§ Work to complete
Gather up the lines with the word "Street" in them.

* * *

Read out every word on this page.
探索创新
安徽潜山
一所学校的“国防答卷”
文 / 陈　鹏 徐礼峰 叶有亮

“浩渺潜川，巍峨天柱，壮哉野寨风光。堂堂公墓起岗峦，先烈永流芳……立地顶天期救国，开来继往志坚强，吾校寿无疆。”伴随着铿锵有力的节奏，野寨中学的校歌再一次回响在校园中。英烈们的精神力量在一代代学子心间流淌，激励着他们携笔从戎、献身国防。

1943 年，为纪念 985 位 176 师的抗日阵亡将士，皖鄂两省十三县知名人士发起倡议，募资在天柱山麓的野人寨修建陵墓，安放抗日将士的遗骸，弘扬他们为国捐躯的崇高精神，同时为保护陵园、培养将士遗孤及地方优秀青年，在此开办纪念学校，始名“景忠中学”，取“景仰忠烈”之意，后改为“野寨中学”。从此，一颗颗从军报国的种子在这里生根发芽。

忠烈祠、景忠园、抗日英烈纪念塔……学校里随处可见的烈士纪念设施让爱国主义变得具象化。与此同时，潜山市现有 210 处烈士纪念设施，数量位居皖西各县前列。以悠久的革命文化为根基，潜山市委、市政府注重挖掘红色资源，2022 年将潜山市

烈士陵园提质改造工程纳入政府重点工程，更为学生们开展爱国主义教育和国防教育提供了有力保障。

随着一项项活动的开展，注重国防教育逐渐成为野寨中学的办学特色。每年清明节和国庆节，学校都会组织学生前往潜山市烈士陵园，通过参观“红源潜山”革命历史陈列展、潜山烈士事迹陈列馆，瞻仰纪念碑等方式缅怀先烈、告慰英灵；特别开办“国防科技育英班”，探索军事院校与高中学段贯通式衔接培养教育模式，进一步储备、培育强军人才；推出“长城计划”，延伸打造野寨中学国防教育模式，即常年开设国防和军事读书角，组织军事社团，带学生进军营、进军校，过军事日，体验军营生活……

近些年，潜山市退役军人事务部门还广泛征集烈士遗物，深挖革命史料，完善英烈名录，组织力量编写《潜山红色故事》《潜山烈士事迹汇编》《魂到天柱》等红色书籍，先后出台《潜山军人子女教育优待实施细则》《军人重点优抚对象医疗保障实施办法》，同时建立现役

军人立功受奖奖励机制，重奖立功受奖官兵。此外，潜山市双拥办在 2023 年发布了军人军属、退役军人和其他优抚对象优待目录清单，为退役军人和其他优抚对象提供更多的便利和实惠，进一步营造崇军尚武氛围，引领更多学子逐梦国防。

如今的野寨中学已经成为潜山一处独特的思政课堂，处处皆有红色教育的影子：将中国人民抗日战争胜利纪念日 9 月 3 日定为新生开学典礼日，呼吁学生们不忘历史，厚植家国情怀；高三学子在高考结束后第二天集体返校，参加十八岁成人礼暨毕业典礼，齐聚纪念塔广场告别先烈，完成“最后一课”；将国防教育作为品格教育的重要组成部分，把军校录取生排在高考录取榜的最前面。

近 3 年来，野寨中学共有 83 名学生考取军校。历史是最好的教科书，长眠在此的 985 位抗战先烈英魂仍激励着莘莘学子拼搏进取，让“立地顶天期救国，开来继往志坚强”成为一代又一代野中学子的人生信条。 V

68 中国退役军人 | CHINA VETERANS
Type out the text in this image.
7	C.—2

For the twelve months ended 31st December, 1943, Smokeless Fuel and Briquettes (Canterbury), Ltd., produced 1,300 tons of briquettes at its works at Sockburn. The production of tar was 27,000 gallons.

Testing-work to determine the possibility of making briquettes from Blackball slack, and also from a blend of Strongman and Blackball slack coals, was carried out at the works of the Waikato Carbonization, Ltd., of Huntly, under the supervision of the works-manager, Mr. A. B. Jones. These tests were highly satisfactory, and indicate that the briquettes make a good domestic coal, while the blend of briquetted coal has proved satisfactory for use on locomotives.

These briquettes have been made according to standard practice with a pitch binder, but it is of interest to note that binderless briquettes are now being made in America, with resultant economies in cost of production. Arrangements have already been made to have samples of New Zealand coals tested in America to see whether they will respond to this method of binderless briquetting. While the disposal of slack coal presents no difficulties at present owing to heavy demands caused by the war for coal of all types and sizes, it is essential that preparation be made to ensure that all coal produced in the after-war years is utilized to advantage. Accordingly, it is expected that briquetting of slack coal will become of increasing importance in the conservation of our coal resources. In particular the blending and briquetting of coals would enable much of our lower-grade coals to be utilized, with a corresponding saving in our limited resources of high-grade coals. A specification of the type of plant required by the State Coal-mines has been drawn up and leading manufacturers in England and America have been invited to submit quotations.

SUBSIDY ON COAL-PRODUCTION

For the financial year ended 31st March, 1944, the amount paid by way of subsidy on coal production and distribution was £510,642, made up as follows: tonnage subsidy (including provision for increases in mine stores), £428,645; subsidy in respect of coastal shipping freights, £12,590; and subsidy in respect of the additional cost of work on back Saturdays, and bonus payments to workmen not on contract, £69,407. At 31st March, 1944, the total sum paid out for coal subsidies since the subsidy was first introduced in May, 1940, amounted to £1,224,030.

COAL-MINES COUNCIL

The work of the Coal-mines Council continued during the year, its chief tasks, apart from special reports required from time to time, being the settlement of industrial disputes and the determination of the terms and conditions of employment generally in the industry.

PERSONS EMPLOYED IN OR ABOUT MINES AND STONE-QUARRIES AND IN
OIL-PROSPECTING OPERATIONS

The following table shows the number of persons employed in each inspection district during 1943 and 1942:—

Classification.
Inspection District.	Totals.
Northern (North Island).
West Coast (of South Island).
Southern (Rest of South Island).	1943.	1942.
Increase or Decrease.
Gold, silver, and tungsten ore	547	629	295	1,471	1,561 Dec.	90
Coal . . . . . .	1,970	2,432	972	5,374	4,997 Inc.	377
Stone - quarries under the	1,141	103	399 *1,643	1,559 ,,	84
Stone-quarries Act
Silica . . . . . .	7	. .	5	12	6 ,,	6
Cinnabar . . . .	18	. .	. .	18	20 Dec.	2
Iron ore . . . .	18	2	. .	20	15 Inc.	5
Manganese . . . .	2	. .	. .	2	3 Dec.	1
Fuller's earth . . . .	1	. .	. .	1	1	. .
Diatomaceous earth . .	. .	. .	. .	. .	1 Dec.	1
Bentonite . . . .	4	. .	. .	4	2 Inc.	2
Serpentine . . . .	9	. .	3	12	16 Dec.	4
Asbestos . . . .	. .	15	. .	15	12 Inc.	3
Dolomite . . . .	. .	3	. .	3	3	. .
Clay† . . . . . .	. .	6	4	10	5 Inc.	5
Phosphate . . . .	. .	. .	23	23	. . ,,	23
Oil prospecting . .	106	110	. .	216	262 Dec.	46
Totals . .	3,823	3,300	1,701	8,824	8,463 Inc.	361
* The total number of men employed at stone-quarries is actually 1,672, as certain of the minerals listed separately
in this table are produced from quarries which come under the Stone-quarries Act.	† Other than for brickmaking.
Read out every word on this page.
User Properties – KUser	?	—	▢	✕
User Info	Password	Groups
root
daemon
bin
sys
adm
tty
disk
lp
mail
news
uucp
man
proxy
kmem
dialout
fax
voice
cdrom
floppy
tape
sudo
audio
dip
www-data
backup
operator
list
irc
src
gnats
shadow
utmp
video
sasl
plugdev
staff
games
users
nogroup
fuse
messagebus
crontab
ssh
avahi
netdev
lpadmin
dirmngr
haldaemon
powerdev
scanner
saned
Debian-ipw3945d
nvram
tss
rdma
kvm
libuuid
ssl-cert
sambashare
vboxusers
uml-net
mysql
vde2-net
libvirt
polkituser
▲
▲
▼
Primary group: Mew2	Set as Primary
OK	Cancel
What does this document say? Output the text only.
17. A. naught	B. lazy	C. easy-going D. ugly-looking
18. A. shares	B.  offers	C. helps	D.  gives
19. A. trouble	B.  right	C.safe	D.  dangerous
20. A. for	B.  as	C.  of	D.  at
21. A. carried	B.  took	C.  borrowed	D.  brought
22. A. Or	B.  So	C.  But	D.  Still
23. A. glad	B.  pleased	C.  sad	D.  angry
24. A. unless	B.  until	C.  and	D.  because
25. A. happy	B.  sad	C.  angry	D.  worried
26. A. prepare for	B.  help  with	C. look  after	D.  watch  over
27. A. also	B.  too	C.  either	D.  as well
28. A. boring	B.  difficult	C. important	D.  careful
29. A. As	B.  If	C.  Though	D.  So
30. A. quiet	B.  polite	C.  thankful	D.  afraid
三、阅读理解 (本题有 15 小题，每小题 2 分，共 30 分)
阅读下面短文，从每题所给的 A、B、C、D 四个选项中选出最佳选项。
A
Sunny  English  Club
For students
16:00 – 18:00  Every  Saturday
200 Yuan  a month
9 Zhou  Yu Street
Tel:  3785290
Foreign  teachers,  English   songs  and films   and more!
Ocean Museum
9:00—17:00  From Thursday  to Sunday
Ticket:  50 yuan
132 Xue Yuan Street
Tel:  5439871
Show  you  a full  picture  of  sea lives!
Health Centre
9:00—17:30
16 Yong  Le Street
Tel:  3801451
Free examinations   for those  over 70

* * *

§ Result
9 Zhou  Yu Street
132 Xue Yuan Street
16 Yong  Le Street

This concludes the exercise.